Instructions for the task | Below are the records; locate each line with the word "produced" and copy it.

Dataset records |
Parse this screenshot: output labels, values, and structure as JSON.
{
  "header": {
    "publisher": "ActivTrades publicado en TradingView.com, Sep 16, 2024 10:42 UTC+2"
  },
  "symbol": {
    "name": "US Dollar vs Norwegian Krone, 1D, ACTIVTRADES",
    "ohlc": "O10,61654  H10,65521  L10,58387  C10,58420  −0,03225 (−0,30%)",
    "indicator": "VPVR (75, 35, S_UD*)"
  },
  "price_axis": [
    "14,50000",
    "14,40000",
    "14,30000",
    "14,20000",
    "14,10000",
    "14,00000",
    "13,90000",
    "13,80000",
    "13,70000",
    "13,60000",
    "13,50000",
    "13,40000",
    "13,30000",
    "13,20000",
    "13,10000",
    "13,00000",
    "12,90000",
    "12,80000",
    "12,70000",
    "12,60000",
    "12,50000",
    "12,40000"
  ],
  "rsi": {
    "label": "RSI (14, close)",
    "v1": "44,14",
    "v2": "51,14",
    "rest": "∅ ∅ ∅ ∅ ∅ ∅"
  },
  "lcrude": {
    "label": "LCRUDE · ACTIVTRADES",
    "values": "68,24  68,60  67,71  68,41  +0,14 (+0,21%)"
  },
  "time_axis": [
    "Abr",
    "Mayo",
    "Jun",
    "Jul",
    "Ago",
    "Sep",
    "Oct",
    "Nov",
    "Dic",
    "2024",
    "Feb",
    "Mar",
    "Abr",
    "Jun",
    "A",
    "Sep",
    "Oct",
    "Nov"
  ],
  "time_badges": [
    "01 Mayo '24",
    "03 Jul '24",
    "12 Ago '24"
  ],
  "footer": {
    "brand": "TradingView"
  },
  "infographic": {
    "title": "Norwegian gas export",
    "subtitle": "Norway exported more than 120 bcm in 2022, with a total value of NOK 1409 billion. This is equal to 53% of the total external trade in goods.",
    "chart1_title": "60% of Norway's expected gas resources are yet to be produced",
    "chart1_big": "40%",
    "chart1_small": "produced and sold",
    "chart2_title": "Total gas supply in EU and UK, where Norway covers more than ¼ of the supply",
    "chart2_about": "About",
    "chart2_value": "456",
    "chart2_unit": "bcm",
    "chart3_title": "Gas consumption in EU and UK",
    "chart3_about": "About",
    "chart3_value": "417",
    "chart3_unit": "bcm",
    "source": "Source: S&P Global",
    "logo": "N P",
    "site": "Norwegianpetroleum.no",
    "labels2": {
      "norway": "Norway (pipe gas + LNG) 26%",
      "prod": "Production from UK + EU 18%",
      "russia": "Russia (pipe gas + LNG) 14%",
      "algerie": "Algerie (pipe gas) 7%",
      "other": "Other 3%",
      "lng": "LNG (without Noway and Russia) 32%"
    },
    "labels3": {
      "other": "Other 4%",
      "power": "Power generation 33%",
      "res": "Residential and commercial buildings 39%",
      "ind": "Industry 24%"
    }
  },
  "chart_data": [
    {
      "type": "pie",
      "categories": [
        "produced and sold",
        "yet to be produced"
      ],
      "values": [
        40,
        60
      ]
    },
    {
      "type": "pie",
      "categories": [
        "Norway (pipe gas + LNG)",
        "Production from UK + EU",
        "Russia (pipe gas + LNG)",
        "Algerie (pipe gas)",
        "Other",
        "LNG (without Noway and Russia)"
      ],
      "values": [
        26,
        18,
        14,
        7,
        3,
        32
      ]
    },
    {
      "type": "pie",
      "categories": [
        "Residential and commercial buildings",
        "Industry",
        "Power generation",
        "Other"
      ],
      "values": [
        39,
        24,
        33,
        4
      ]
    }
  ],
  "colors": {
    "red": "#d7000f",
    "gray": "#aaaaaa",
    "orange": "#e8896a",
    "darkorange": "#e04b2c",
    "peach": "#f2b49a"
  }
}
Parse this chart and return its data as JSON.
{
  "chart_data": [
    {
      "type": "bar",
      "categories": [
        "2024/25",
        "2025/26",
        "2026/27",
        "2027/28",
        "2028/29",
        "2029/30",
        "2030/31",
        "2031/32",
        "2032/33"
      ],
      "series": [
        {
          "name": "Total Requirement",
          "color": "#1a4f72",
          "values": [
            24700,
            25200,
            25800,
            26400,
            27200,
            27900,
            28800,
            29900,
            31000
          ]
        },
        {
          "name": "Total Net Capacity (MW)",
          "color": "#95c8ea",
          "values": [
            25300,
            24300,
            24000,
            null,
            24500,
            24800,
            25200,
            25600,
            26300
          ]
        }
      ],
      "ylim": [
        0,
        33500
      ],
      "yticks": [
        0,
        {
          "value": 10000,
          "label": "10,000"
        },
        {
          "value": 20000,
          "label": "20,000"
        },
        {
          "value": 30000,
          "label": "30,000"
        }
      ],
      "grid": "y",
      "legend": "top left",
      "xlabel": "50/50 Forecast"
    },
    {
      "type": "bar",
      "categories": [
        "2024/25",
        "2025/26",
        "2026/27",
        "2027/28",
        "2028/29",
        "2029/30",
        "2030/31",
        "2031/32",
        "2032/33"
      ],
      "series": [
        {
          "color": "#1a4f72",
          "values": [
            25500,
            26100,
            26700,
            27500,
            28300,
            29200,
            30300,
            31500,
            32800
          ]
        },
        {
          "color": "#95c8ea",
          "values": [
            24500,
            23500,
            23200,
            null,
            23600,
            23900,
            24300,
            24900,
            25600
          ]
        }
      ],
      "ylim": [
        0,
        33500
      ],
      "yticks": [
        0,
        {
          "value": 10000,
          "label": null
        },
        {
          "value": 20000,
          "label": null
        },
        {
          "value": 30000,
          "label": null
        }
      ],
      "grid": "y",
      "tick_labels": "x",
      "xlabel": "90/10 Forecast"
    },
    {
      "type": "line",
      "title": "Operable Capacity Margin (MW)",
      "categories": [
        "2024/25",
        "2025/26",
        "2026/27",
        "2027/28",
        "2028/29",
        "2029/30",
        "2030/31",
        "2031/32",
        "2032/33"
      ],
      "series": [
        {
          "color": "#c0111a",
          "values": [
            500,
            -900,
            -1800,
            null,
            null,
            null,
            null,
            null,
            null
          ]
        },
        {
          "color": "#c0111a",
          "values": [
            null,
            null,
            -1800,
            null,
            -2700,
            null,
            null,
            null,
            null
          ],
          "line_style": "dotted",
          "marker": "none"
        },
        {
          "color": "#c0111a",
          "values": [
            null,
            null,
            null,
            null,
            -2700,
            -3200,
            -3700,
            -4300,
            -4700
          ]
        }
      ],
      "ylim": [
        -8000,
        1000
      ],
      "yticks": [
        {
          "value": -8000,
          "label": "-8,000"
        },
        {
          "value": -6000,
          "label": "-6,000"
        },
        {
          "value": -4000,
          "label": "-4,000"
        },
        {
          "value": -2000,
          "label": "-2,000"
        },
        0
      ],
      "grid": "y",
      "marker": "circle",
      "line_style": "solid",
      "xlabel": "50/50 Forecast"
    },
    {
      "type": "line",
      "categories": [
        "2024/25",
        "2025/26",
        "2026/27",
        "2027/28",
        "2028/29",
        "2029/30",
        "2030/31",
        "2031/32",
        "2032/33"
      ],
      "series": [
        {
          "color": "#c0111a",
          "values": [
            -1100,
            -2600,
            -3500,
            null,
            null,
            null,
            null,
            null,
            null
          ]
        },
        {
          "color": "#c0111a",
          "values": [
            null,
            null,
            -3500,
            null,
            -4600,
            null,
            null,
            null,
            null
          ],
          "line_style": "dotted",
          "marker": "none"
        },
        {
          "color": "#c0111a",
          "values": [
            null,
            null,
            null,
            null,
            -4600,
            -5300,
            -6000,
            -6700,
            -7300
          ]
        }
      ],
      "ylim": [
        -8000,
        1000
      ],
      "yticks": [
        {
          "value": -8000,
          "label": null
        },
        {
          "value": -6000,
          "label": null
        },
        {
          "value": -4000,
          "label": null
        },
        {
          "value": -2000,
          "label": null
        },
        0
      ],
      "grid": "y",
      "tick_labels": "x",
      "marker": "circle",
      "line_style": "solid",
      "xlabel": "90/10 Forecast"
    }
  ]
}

Exercise answer |
    "chart1_title": "60% of Norway's expected gas resources are yet to be produced",
    "chart1_small": "produced and sold",
        "produced and sold",
        "yet to be produced"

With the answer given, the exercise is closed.